◆ **Records for this task**
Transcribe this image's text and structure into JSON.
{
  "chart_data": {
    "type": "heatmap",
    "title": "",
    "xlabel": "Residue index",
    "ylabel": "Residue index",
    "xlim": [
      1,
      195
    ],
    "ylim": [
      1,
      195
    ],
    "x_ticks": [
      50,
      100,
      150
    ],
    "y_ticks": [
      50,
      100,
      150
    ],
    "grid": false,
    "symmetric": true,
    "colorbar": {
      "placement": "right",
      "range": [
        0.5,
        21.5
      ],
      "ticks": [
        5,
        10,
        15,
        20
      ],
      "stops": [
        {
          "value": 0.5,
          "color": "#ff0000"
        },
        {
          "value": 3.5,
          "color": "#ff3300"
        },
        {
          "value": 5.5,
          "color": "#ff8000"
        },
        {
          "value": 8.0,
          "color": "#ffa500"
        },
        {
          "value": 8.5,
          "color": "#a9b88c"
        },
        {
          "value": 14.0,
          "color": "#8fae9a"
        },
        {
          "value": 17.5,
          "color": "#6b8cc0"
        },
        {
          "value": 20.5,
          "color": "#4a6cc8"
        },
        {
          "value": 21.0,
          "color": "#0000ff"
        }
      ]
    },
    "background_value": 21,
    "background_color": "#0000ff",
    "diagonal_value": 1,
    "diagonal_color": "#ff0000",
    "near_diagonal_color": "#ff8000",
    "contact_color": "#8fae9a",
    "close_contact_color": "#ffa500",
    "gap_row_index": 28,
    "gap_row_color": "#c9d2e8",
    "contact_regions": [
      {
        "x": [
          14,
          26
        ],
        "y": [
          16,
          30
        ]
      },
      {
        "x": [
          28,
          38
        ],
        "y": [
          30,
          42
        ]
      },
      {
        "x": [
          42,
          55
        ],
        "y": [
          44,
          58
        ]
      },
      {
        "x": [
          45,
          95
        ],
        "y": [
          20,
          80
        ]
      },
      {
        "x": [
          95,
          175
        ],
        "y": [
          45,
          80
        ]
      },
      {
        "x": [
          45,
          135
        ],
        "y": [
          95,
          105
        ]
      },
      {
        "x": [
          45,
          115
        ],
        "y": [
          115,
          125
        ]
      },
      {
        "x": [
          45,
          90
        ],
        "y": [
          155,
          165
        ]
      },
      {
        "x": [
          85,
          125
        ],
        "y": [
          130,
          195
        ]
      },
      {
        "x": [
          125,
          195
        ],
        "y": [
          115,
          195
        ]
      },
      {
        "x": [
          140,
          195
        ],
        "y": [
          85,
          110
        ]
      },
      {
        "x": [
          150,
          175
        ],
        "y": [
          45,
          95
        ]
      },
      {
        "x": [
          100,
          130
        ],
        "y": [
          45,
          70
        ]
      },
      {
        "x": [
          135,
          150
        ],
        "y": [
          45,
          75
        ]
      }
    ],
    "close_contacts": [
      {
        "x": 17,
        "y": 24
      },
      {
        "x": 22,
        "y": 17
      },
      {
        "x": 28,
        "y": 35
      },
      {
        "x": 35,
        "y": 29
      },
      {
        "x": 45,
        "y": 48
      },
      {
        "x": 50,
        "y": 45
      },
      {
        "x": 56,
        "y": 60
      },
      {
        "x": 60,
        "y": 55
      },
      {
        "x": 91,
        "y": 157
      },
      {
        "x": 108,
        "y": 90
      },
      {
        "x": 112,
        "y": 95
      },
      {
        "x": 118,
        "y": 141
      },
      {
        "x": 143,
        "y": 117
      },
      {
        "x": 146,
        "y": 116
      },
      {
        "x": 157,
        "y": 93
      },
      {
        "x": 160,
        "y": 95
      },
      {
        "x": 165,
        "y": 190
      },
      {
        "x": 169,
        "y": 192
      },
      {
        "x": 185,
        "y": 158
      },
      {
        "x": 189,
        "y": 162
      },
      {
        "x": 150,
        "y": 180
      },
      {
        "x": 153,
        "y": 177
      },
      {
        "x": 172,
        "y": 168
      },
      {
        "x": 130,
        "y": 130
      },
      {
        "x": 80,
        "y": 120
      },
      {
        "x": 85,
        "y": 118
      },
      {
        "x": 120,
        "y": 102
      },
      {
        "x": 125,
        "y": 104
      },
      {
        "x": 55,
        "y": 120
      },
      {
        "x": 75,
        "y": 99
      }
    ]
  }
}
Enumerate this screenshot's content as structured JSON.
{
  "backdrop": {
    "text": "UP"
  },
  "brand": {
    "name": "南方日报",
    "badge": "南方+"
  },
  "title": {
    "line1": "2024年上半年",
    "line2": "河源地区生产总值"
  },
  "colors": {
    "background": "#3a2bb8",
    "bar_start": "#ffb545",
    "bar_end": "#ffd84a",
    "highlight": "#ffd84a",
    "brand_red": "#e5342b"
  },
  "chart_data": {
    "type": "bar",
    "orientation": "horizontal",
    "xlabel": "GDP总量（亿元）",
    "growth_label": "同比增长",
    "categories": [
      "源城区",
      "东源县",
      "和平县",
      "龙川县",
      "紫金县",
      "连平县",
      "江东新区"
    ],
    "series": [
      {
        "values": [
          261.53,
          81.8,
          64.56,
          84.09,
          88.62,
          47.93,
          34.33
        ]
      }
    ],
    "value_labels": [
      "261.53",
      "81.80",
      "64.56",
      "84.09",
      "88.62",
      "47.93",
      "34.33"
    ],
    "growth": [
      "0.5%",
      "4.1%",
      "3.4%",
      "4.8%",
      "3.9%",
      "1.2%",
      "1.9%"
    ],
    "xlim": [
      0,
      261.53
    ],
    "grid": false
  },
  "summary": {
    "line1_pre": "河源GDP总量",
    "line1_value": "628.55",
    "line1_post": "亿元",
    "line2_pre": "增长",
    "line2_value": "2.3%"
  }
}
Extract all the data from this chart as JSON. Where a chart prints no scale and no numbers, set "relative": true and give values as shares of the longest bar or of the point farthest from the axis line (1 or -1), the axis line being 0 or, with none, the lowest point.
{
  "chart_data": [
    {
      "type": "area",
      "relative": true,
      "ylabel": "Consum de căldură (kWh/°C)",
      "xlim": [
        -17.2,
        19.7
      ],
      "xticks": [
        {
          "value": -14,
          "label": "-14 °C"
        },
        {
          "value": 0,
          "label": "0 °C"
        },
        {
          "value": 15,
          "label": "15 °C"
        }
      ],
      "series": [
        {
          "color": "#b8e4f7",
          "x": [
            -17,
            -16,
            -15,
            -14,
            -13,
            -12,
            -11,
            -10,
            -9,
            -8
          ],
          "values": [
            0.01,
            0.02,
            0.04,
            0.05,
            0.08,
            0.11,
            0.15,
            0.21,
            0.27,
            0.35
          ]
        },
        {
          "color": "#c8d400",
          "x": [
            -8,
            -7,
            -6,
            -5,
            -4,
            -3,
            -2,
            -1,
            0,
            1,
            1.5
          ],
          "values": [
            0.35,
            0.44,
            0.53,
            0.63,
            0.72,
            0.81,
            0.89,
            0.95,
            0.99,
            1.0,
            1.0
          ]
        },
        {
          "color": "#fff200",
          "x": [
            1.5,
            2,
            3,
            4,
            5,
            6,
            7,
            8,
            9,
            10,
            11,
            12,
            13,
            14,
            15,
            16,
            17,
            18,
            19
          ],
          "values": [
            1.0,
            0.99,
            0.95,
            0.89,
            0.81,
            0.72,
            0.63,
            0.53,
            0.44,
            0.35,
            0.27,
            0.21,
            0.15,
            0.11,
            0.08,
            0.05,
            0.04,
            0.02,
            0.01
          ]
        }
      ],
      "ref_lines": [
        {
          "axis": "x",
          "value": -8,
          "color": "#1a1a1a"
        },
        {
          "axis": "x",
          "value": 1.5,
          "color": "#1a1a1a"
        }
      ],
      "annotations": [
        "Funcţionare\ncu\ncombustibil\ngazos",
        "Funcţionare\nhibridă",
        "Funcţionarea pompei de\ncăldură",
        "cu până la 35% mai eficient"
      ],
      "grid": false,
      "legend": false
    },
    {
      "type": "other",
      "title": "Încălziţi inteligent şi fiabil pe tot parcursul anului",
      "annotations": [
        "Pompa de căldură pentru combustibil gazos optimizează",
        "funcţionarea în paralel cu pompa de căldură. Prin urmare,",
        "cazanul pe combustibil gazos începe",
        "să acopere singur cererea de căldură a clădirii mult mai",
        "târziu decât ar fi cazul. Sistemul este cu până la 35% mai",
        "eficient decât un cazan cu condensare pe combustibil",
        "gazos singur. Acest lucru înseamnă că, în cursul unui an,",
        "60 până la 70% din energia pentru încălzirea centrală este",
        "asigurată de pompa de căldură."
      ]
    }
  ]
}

◆ **What this task involves**
Show all lines in the entries above where the word "relative" appears.

◆ **Exercise response**
Extract all the data from this chart as JSON. Where a chart prints no scale and no numbers, set "relative": true and give values as shares of the longest bar or of the point farthest from the axis line (1 or -1), the axis line being 0 or, with none, the lowest point.
      "relative": true,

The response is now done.